Prompt –
From the entries below, copy every line where the string "Mary" appears.

Material for this task –

<<<<

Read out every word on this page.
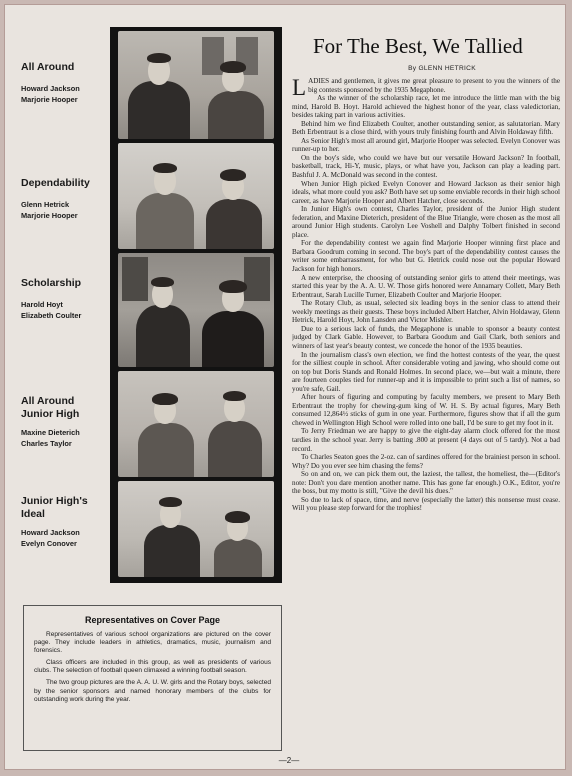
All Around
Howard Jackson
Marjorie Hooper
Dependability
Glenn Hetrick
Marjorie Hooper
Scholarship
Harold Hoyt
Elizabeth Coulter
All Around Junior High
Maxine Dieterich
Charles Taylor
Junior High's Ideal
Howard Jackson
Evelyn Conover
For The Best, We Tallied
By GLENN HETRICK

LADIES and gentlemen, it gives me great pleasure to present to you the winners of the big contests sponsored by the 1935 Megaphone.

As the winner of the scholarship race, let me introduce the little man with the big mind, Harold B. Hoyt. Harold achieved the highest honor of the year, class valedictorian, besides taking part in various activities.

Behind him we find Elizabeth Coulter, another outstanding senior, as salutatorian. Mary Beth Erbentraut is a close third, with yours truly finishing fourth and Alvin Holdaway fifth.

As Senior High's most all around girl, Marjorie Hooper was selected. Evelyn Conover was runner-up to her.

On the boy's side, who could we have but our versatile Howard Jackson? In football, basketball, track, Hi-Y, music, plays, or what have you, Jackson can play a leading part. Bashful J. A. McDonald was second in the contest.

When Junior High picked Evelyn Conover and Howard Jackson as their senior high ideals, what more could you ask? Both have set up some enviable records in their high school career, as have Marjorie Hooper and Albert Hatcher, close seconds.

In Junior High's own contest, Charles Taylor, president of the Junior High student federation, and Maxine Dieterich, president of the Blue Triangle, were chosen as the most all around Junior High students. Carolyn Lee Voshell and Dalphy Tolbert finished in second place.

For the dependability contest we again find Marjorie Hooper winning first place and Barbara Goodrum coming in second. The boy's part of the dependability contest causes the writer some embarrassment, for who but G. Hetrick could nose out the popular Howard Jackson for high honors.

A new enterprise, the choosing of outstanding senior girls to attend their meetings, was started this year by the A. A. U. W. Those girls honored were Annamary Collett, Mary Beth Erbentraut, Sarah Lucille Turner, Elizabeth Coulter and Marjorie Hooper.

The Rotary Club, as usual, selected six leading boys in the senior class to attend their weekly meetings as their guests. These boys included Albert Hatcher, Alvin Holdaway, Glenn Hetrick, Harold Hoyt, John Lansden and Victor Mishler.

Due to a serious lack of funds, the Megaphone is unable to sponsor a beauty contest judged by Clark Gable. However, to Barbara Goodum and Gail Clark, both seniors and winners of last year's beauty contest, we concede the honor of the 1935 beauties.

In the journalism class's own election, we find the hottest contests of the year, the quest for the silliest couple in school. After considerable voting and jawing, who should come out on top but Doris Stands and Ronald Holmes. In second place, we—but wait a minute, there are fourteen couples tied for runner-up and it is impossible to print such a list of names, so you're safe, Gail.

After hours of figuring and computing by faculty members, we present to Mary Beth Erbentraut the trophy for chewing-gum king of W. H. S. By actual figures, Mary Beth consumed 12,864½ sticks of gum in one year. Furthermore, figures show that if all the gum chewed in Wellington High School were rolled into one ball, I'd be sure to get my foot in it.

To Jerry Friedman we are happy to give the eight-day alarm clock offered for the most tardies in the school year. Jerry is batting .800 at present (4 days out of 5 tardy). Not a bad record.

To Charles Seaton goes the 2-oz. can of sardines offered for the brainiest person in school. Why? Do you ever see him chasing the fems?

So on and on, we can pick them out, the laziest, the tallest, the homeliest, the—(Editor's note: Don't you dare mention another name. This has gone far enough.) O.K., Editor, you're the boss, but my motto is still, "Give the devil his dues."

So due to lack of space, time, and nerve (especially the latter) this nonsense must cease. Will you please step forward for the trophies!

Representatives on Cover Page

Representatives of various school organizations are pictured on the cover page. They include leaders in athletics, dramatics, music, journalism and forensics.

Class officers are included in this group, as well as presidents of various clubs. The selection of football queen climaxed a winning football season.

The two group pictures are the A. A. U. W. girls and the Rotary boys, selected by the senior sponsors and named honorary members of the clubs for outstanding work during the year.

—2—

>>>>

Task response –
Behind him we find Elizabeth Coulter, another outstanding senior, as salutatorian. Mary Beth Erbentraut is a close third, with yours truly finishing fourth and Alvin Holdaway fifth.
A new enterprise, the choosing of outstanding senior girls to attend their meetings, was started this year by the A. A. U. W. Those girls honored were Annamary Collett, Mary Beth Erbentraut, Sarah Lucille Turner, Elizabeth Coulter and Marjorie Hooper.
After hours of figuring and computing by faculty members, we present to Mary Beth Erbentraut the trophy for chewing-gum king of W. H. S. By actual figures, Mary Beth consumed 12,864½ sticks of gum in one year. Furthermore, figures show that if all the gum chewed in Wellington High School were rolled into one ball, I'd be sure to get my foot in it.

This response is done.